# Provided entries start

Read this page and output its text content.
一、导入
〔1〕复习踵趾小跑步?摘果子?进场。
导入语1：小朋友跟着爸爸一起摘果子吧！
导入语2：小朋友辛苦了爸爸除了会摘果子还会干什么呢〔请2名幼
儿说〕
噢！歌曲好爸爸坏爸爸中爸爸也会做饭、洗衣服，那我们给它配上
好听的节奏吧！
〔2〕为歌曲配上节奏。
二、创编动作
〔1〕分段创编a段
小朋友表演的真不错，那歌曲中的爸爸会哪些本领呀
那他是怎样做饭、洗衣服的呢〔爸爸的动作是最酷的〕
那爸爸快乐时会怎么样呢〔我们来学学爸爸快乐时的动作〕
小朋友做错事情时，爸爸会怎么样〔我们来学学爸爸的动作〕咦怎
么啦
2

# Provided entries end

◆ Goal ◆
Type out the material again exactly as presented.

◆ Solved exercise ◆
Read this page and output its text content.
一、导入
〔1〕复习踵趾小跑步?摘果子?进场。
导入语1：小朋友跟着爸爸一起摘果子吧！
导入语2：小朋友辛苦了爸爸除了会摘果子还会干什么呢〔请2名幼
儿说〕
噢！歌曲好爸爸坏爸爸中爸爸也会做饭、洗衣服，那我们给它配上
好听的节奏吧！
〔2〕为歌曲配上节奏。
二、创编动作
〔1〕分段创编a段
小朋友表演的真不错，那歌曲中的爸爸会哪些本领呀
那他是怎样做饭、洗衣服的呢〔爸爸的动作是最酷的〕
那爸爸快乐时会怎么样呢〔我们来学学爸爸快乐时的动作〕
小朋友做错事情时，爸爸会怎么样〔我们来学学爸爸的动作〕咦怎
么啦
2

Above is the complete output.